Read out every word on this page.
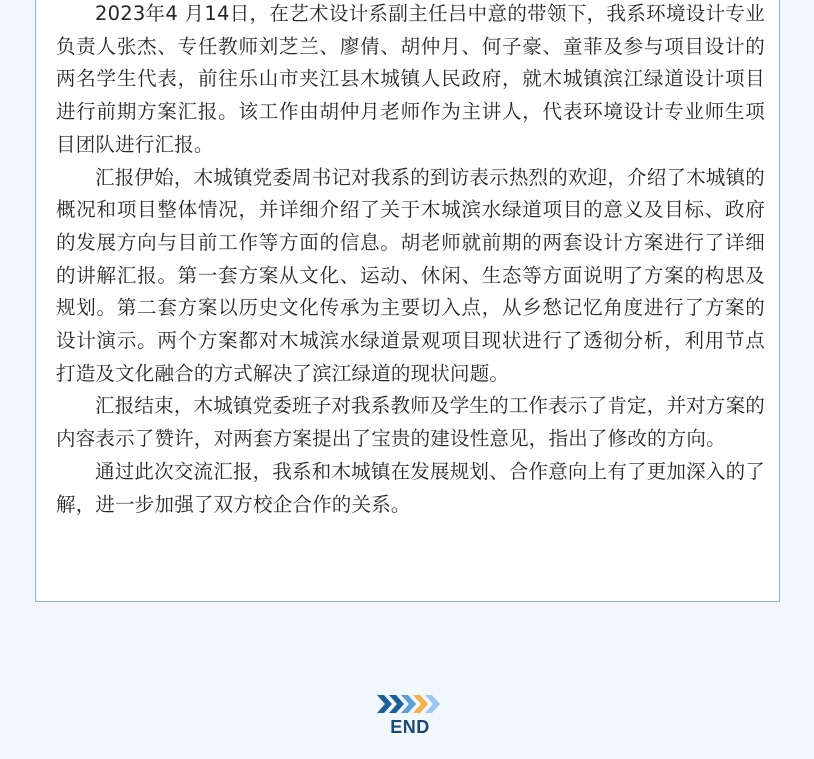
2023年4 月14日，在艺术设计系副主任吕中意的带领下，我系环境设计专业负责人张杰、专任教师刘芝兰、廖倩、胡仲月、何子豪、童菲及参与项目设计的两名学生代表，前往乐山市夹江县木城镇人民政府，就木城镇滨江绿道设计项目进行前期方案汇报。该工作由胡仲月老师作为主讲人，代表环境设计专业师生项目团队进行汇报。

汇报伊始，木城镇党委周书记对我系的到访表示热烈的欢迎，介绍了木城镇的概况和项目整体情况，并详细介绍了关于木城滨水绿道项目的意义及目标、政府的发展方向与目前工作等方面的信息。胡老师就前期的两套设计方案进行了详细的讲解汇报。第一套方案从文化、运动、休闲、生态等方面说明了方案的构思及规划。第二套方案以历史文化传承为主要切入点，从乡愁记忆角度进行了方案的设计演示。两个方案都对木城滨水绿道景观项目现状进行了透彻分析，利用节点打造及文化融合的方式解决了滨江绿道的现状问题。

汇报结束，木城镇党委班子对我系教师及学生的工作表示了肯定，并对方案的内容表示了赞许，对两套方案提出了宝贵的建设性意见，指出了修改的方向。

通过此次交流汇报，我系和木城镇在发展规划、合作意向上有了更加深入的了解，进一步加强了双方校企合作的关系。

END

Written exercise - Skip the pictures, then retype every line above exactly.

The completed task -
Read out every word on this page.
2023年4 月14日，在艺术设计系副主任吕中意的带领下，我系环境设计专业负责人张杰、专任教师刘芝兰、廖倩、胡仲月、何子豪、童菲及参与项目设计的两名学生代表，前往乐山市夹江县木城镇人民政府，就木城镇滨江绿道设计项目进行前期方案汇报。该工作由胡仲月老师作为主讲人，代表环境设计专业师生项目团队进行汇报。

汇报伊始，木城镇党委周书记对我系的到访表示热烈的欢迎，介绍了木城镇的概况和项目整体情况，并详细介绍了关于木城滨水绿道项目的意义及目标、政府的发展方向与目前工作等方面的信息。胡老师就前期的两套设计方案进行了详细的讲解汇报。第一套方案从文化、运动、休闲、生态等方面说明了方案的构思及规划。第二套方案以历史文化传承为主要切入点，从乡愁记忆角度进行了方案的设计演示。两个方案都对木城滨水绿道景观项目现状进行了透彻分析，利用节点打造及文化融合的方式解决了滨江绿道的现状问题。

汇报结束，木城镇党委班子对我系教师及学生的工作表示了肯定，并对方案的内容表示了赞许，对两套方案提出了宝贵的建设性意见，指出了修改的方向。

通过此次交流汇报，我系和木城镇在发展规划、合作意向上有了更加深入的了解，进一步加强了双方校企合作的关系。

END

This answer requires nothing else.